Problem to solve –
With the pictures omitted, write out the entries that follow exactly as they stand.

Recorded information –
%%
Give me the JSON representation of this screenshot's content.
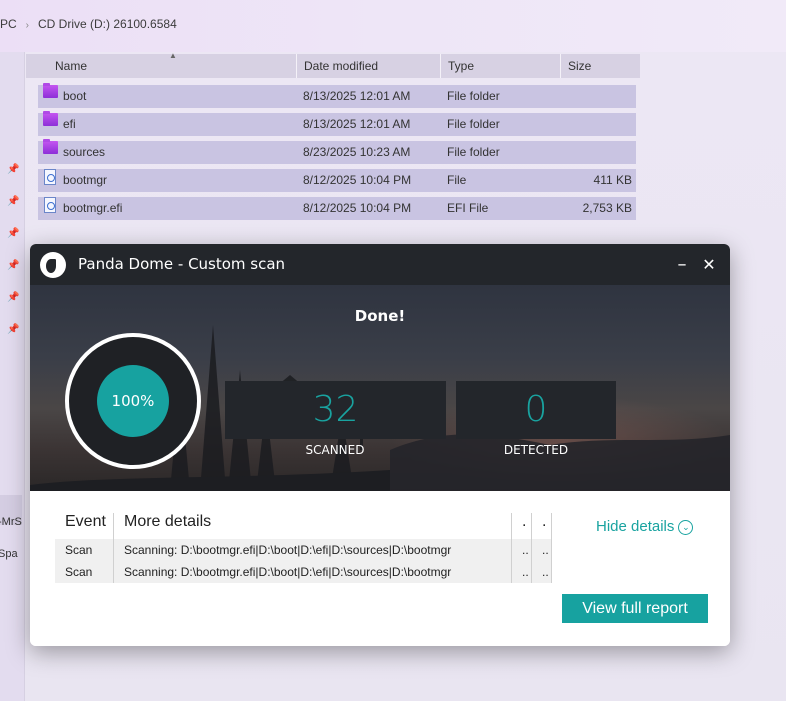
{
  "explorer": {
    "breadcrumb": [
      "PC",
      "CD Drive (D:) 26100.6584"
    ],
    "columns": [
      "Name",
      "Date modified",
      "Type",
      "Size"
    ],
    "files": [
      {
        "name": "boot",
        "date": "8/13/2025 12:01 AM",
        "type": "File folder",
        "size": "",
        "icon": "folder-icon"
      },
      {
        "name": "efi",
        "date": "8/13/2025 12:01 AM",
        "type": "File folder",
        "size": "",
        "icon": "folder-icon"
      },
      {
        "name": "sources",
        "date": "8/23/2025 10:23 AM",
        "type": "File folder",
        "size": "",
        "icon": "folder-icon"
      },
      {
        "name": "bootmgr",
        "date": "8/12/2025 10:04 PM",
        "type": "File",
        "size": "411 KB",
        "icon": "system-file-icon"
      },
      {
        "name": "bootmgr.efi",
        "date": "8/12/2025 10:04 PM",
        "type": "EFI File",
        "size": "2,753 KB",
        "icon": "system-file-icon"
      }
    ],
    "nav_hints": [
      "-MrS",
      "Spa"
    ]
  },
  "dialog": {
    "title": "Panda Dome - Custom scan",
    "minimize": "–",
    "close": "✕",
    "status": "Done!",
    "progress": "100%",
    "progress_fraction": 1.0,
    "scanned_count": "32",
    "scanned_label": "SCANNED",
    "detected_count": "0",
    "detected_label": "DETECTED",
    "table": {
      "headers": [
        "Event",
        "More details",
        ".",
        "."
      ],
      "rows": [
        [
          "Scan",
          "Scanning: D:\\bootmgr.efi|D:\\boot|D:\\efi|D:\\sources|D:\\bootmgr",
          "..",
          ".."
        ],
        [
          "Scan",
          "Scanning: D:\\bootmgr.efi|D:\\boot|D:\\efi|D:\\sources|D:\\bootmgr",
          "..",
          ".."
        ]
      ]
    },
    "hide_details": "Hide details",
    "view_report": "View full report"
  },
  "colors": {
    "accent": "#17a2a0",
    "titlebar": "#23262b",
    "folder": "#b04ae6"
  }
}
%%
Expected answer –
Give me the JSON representation of this screenshot's content.
{
  "explorer": {
    "breadcrumb": [
      "PC",
      "CD Drive (D:) 26100.6584"
    ],
    "columns": [
      "Name",
      "Date modified",
      "Type",
      "Size"
    ],
    "files": [
      {
        "name": "boot",
        "date": "8/13/2025 12:01 AM",
        "type": "File folder",
        "size": "",
        "icon": "folder-icon"
      },
      {
        "name": "efi",
        "date": "8/13/2025 12:01 AM",
        "type": "File folder",
        "size": "",
        "icon": "folder-icon"
      },
      {
        "name": "sources",
        "date": "8/23/2025 10:23 AM",
        "type": "File folder",
        "size": "",
        "icon": "folder-icon"
      },
      {
        "name": "bootmgr",
        "date": "8/12/2025 10:04 PM",
        "type": "File",
        "size": "411 KB",
        "icon": "system-file-icon"
      },
      {
        "name": "bootmgr.efi",
        "date": "8/12/2025 10:04 PM",
        "type": "EFI File",
        "size": "2,753 KB",
        "icon": "system-file-icon"
      }
    ],
    "nav_hints": [
      "-MrS",
      "Spa"
    ]
  },
  "dialog": {
    "title": "Panda Dome - Custom scan",
    "minimize": "–",
    "close": "✕",
    "status": "Done!",
    "progress": "100%",
    "progress_fraction": 1.0,
    "scanned_count": "32",
    "scanned_label": "SCANNED",
    "detected_count": "0",
    "detected_label": "DETECTED",
    "table": {
      "headers": [
        "Event",
        "More details",
        ".",
        "."
      ],
      "rows": [
        [
          "Scan",
          "Scanning: D:\\bootmgr.efi|D:\\boot|D:\\efi|D:\\sources|D:\\bootmgr",
          "..",
          ".."
        ],
        [
          "Scan",
          "Scanning: D:\\bootmgr.efi|D:\\boot|D:\\efi|D:\\sources|D:\\bootmgr",
          "..",
          ".."
        ]
      ]
    },
    "hide_details": "Hide details",
    "view_report": "View full report"
  },
  "colors": {
    "accent": "#17a2a0",
    "titlebar": "#23262b",
    "folder": "#b04ae6"
  }
}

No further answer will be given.